* start Given records *

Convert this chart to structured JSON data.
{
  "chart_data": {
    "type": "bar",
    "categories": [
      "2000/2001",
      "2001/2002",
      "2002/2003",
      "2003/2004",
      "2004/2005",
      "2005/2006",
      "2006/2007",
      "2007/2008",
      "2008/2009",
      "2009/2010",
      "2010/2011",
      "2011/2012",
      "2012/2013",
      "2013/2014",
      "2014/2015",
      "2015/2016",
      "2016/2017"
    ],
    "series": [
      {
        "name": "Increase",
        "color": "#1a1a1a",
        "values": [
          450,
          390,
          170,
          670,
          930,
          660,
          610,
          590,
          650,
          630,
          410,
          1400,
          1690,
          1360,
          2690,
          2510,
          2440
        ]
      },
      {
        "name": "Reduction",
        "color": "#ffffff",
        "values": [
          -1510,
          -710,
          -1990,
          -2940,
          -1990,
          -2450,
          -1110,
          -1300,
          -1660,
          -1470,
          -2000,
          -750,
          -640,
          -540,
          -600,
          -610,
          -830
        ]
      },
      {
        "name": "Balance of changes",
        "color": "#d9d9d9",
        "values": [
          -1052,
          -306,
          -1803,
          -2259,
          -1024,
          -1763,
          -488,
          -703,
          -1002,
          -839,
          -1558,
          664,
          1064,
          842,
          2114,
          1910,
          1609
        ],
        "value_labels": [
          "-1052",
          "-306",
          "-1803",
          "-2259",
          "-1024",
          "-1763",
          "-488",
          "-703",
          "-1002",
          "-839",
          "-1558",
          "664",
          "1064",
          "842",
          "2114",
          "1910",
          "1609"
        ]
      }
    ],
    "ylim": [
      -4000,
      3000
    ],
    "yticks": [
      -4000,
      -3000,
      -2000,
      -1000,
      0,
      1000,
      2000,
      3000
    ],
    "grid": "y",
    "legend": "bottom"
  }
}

* end Given records *

Task instructions
Look through the listing above. Pick out each line with "name" and copy it.

Expected answer
        "name": "Increase",
        "name": "Reduction",
        "name": "Balance of changes",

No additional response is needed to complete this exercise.